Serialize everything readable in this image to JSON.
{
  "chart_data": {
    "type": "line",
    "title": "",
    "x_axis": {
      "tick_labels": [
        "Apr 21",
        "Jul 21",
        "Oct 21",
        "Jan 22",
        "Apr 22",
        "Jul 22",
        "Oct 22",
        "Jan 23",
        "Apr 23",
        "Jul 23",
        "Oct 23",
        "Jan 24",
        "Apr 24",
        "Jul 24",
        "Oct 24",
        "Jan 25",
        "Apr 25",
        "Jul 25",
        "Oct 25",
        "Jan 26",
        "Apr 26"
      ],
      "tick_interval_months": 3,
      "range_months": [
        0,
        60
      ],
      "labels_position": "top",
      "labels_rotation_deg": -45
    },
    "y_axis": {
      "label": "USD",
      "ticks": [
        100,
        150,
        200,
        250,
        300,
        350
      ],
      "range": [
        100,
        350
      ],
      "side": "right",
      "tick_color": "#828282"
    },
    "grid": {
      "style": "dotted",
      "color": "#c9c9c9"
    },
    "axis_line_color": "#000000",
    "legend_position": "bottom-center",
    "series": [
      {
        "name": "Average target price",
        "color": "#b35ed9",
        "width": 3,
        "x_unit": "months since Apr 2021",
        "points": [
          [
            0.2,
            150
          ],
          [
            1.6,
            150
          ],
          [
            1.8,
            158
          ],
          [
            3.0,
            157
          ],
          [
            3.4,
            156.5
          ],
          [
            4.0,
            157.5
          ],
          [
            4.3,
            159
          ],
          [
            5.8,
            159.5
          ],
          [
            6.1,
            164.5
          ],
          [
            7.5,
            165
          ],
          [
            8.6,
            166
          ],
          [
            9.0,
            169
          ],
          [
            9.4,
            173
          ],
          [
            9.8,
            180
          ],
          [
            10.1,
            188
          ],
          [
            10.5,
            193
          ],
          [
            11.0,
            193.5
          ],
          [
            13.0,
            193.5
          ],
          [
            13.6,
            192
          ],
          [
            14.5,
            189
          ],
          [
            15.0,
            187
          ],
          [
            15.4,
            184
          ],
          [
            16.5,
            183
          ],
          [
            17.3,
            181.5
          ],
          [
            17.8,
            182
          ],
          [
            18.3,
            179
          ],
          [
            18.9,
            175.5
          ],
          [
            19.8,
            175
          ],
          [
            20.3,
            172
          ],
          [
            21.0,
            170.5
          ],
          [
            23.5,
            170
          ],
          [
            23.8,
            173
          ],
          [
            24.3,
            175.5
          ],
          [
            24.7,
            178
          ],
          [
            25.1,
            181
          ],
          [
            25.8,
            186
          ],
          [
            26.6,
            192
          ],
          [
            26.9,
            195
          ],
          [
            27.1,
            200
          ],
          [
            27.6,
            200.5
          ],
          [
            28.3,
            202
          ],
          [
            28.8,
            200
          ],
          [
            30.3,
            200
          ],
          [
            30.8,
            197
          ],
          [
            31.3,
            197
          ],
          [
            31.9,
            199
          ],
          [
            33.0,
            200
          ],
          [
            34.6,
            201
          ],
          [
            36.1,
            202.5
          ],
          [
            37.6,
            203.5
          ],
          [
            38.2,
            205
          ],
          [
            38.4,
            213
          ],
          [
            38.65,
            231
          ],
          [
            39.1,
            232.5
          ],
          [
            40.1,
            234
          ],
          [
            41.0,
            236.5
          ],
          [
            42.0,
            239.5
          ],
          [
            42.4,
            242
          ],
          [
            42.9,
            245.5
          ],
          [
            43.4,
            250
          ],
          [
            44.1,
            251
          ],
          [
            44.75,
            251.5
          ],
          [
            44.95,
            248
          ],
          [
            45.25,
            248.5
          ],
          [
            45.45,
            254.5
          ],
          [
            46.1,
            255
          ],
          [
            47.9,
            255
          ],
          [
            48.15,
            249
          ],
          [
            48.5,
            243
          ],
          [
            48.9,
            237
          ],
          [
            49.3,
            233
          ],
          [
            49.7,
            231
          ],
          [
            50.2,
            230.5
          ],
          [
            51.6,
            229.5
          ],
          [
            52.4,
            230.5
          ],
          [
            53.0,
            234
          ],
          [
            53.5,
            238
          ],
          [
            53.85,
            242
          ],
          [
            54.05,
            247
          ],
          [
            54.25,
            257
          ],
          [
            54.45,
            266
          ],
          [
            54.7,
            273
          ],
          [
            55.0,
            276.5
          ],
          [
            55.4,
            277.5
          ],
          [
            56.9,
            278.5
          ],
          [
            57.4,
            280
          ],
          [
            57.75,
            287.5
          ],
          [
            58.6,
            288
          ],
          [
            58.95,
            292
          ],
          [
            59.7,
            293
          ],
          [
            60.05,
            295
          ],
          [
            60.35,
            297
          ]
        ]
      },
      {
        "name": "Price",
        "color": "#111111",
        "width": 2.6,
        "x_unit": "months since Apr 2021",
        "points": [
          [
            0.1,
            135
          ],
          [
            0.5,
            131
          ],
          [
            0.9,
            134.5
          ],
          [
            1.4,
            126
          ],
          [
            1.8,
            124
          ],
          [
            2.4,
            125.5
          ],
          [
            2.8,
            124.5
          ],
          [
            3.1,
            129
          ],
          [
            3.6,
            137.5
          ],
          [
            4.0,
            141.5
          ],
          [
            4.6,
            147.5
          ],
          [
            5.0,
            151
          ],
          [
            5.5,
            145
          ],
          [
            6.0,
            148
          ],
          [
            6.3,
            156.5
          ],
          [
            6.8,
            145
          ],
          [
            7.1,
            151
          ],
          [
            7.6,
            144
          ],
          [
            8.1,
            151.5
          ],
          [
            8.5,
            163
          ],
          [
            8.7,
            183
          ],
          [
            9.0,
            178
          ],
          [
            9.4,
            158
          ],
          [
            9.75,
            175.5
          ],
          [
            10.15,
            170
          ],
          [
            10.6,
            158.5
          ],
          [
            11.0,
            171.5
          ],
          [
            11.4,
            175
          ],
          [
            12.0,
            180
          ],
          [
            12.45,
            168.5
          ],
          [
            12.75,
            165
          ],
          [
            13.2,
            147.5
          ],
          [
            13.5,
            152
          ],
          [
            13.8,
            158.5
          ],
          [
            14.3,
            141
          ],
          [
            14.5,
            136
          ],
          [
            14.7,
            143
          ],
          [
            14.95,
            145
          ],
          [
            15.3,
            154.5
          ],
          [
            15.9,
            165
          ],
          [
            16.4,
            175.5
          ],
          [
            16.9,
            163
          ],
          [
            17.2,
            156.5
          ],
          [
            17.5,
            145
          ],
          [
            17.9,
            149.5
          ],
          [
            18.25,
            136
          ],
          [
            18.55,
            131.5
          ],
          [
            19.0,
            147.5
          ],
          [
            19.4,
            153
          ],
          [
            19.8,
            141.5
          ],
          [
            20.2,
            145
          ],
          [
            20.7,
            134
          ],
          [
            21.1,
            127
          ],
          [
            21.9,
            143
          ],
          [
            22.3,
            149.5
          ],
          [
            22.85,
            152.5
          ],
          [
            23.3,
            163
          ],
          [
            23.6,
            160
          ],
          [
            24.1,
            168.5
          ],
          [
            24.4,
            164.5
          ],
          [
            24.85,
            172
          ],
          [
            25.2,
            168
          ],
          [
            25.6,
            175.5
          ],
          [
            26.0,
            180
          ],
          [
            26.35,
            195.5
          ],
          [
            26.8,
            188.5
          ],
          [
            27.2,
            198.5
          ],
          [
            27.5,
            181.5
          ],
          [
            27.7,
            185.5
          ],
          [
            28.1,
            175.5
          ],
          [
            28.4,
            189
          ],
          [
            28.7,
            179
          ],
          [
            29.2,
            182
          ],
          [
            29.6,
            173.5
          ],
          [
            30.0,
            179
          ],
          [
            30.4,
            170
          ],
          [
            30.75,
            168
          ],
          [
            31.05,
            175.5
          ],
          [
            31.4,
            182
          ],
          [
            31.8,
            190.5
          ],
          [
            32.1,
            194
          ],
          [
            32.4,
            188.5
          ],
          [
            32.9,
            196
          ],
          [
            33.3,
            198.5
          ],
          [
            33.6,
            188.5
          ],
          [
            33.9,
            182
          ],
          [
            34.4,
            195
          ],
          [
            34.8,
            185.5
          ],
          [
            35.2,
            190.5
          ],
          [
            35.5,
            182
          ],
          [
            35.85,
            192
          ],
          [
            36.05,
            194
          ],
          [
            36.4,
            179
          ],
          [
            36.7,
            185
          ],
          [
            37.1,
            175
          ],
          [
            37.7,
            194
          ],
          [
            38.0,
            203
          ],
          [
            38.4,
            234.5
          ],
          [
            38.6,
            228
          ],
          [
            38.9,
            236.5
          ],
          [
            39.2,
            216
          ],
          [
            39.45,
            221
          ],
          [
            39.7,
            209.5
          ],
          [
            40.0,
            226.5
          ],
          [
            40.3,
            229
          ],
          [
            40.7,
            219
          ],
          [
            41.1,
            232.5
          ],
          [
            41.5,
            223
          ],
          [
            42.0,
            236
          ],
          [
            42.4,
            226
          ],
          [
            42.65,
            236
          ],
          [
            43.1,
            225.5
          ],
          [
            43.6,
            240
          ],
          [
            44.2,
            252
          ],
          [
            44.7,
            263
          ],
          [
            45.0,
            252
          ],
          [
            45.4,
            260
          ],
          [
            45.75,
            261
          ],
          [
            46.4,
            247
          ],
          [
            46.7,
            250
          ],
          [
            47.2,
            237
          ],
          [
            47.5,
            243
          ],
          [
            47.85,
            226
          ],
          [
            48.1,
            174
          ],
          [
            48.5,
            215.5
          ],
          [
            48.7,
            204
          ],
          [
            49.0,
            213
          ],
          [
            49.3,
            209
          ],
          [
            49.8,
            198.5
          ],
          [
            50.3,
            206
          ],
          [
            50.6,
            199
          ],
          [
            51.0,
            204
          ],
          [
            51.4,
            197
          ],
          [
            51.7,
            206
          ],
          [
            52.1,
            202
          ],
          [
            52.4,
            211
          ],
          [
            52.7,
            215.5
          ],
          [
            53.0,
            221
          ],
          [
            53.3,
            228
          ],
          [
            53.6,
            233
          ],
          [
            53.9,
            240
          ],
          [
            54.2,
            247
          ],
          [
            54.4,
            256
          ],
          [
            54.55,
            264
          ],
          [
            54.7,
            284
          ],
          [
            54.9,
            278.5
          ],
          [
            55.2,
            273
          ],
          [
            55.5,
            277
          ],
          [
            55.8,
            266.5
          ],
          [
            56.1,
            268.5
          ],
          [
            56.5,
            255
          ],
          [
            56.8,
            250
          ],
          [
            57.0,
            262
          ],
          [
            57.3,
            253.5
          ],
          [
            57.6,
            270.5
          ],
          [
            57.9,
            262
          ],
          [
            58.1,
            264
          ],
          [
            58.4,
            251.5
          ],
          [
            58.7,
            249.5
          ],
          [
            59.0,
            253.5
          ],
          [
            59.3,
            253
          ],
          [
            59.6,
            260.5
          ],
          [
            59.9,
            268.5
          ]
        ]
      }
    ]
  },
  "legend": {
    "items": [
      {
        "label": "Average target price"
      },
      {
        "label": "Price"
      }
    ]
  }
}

——

Requirements
List every line from the entries above in which "name" appears.

Task result
        "name": "Average target price",
        "name": "Price",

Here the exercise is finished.